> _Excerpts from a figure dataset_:
┏━━

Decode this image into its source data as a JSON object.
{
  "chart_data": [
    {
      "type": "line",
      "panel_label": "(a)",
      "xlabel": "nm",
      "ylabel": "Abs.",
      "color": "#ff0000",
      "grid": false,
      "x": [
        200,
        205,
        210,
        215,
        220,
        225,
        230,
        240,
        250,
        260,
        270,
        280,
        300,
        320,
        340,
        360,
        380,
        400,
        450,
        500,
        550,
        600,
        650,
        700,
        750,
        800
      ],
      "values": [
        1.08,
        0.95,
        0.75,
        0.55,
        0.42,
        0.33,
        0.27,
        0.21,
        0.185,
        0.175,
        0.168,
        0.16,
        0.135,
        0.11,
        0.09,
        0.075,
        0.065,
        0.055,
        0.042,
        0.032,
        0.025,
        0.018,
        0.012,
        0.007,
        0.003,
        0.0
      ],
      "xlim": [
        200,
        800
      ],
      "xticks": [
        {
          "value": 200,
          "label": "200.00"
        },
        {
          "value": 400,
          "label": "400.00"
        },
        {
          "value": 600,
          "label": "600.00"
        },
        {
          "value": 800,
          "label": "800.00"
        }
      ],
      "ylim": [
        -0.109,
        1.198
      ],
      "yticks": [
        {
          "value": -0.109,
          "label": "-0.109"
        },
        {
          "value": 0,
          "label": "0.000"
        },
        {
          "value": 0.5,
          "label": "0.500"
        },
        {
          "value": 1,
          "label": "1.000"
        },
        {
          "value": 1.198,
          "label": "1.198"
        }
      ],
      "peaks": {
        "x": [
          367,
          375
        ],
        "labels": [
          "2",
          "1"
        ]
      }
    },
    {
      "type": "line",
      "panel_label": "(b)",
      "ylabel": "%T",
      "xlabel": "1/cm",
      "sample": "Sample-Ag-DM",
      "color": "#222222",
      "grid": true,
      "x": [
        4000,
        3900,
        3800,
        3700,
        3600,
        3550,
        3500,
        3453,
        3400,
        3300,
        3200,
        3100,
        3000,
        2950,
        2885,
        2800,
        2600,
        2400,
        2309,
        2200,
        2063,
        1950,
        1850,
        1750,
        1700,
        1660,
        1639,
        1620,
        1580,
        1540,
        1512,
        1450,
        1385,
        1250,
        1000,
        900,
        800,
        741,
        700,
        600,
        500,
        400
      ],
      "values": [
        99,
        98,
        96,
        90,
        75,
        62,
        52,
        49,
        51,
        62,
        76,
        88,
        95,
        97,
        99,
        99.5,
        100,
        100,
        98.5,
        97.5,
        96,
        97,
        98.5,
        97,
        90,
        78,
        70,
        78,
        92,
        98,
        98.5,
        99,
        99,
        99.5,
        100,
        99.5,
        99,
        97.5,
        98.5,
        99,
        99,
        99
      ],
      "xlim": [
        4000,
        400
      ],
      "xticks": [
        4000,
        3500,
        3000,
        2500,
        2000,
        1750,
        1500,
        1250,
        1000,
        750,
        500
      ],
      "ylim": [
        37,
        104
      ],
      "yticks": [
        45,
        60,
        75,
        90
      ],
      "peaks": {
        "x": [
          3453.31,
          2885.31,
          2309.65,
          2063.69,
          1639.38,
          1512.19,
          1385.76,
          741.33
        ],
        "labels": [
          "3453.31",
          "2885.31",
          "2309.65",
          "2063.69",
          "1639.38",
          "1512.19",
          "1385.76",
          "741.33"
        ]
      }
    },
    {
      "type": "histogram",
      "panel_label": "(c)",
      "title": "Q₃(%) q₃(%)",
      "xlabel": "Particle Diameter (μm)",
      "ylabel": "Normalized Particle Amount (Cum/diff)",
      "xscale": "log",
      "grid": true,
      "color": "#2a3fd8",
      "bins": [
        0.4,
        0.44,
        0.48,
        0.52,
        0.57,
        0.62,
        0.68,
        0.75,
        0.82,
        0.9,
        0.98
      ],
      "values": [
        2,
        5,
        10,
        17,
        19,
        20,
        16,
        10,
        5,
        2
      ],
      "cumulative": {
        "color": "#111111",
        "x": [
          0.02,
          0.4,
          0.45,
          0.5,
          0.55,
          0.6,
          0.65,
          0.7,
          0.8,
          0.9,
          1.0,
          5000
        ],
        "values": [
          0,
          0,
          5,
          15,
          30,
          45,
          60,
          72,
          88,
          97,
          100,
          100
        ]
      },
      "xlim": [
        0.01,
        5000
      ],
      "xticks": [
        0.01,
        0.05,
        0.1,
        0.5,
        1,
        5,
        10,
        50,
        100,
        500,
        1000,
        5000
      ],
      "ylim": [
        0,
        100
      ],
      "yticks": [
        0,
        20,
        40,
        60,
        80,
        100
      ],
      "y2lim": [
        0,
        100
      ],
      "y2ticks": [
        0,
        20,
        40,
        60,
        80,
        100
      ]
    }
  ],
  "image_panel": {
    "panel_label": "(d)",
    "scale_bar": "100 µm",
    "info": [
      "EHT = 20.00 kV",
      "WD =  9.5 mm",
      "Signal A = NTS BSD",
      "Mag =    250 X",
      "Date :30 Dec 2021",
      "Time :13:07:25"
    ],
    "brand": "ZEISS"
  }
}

┗━━

> _WHAT YOU NEED TO DO_: Print back all the lines verbatim.

> _SOLUTION TO THIS PROBLEM_:
Decode this image into its source data as a JSON object.
{
  "chart_data": [
    {
      "type": "line",
      "panel_label": "(a)",
      "xlabel": "nm",
      "ylabel": "Abs.",
      "color": "#ff0000",
      "grid": false,
      "x": [
        200,
        205,
        210,
        215,
        220,
        225,
        230,
        240,
        250,
        260,
        270,
        280,
        300,
        320,
        340,
        360,
        380,
        400,
        450,
        500,
        550,
        600,
        650,
        700,
        750,
        800
      ],
      "values": [
        1.08,
        0.95,
        0.75,
        0.55,
        0.42,
        0.33,
        0.27,
        0.21,
        0.185,
        0.175,
        0.168,
        0.16,
        0.135,
        0.11,
        0.09,
        0.075,
        0.065,
        0.055,
        0.042,
        0.032,
        0.025,
        0.018,
        0.012,
        0.007,
        0.003,
        0.0
      ],
      "xlim": [
        200,
        800
      ],
      "xticks": [
        {
          "value": 200,
          "label": "200.00"
        },
        {
          "value": 400,
          "label": "400.00"
        },
        {
          "value": 600,
          "label": "600.00"
        },
        {
          "value": 800,
          "label": "800.00"
        }
      ],
      "ylim": [
        -0.109,
        1.198
      ],
      "yticks": [
        {
          "value": -0.109,
          "label": "-0.109"
        },
        {
          "value": 0,
          "label": "0.000"
        },
        {
          "value": 0.5,
          "label": "0.500"
        },
        {
          "value": 1,
          "label": "1.000"
        },
        {
          "value": 1.198,
          "label": "1.198"
        }
      ],
      "peaks": {
        "x": [
          367,
          375
        ],
        "labels": [
          "2",
          "1"
        ]
      }
    },
    {
      "type": "line",
      "panel_label": "(b)",
      "ylabel": "%T",
      "xlabel": "1/cm",
      "sample": "Sample-Ag-DM",
      "color": "#222222",
      "grid": true,
      "x": [
        4000,
        3900,
        3800,
        3700,
        3600,
        3550,
        3500,
        3453,
        3400,
        3300,
        3200,
        3100,
        3000,
        2950,
        2885,
        2800,
        2600,
        2400,
        2309,
        2200,
        2063,
        1950,
        1850,
        1750,
        1700,
        1660,
        1639,
        1620,
        1580,
        1540,
        1512,
        1450,
        1385,
        1250,
        1000,
        900,
        800,
        741,
        700,
        600,
        500,
        400
      ],
      "values": [
        99,
        98,
        96,
        90,
        75,
        62,
        52,
        49,
        51,
        62,
        76,
        88,
        95,
        97,
        99,
        99.5,
        100,
        100,
        98.5,
        97.5,
        96,
        97,
        98.5,
        97,
        90,
        78,
        70,
        78,
        92,
        98,
        98.5,
        99,
        99,
        99.5,
        100,
        99.5,
        99,
        97.5,
        98.5,
        99,
        99,
        99
      ],
      "xlim": [
        4000,
        400
      ],
      "xticks": [
        4000,
        3500,
        3000,
        2500,
        2000,
        1750,
        1500,
        1250,
        1000,
        750,
        500
      ],
      "ylim": [
        37,
        104
      ],
      "yticks": [
        45,
        60,
        75,
        90
      ],
      "peaks": {
        "x": [
          3453.31,
          2885.31,
          2309.65,
          2063.69,
          1639.38,
          1512.19,
          1385.76,
          741.33
        ],
        "labels": [
          "3453.31",
          "2885.31",
          "2309.65",
          "2063.69",
          "1639.38",
          "1512.19",
          "1385.76",
          "741.33"
        ]
      }
    },
    {
      "type": "histogram",
      "panel_label": "(c)",
      "title": "Q₃(%) q₃(%)",
      "xlabel": "Particle Diameter (μm)",
      "ylabel": "Normalized Particle Amount (Cum/diff)",
      "xscale": "log",
      "grid": true,
      "color": "#2a3fd8",
      "bins": [
        0.4,
        0.44,
        0.48,
        0.52,
        0.57,
        0.62,
        0.68,
        0.75,
        0.82,
        0.9,
        0.98
      ],
      "values": [
        2,
        5,
        10,
        17,
        19,
        20,
        16,
        10,
        5,
        2
      ],
      "cumulative": {
        "color": "#111111",
        "x": [
          0.02,
          0.4,
          0.45,
          0.5,
          0.55,
          0.6,
          0.65,
          0.7,
          0.8,
          0.9,
          1.0,
          5000
        ],
        "values": [
          0,
          0,
          5,
          15,
          30,
          45,
          60,
          72,
          88,
          97,
          100,
          100
        ]
      },
      "xlim": [
        0.01,
        5000
      ],
      "xticks": [
        0.01,
        0.05,
        0.1,
        0.5,
        1,
        5,
        10,
        50,
        100,
        500,
        1000,
        5000
      ],
      "ylim": [
        0,
        100
      ],
      "yticks": [
        0,
        20,
        40,
        60,
        80,
        100
      ],
      "y2lim": [
        0,
        100
      ],
      "y2ticks": [
        0,
        20,
        40,
        60,
        80,
        100
      ]
    }
  ],
  "image_panel": {
    "panel_label": "(d)",
    "scale_bar": "100 µm",
    "info": [
      "EHT = 20.00 kV",
      "WD =  9.5 mm",
      "Signal A = NTS BSD",
      "Mag =    250 X",
      "Date :30 Dec 2021",
      "Time :13:07:25"
    ],
    "brand": "ZEISS"
  }
}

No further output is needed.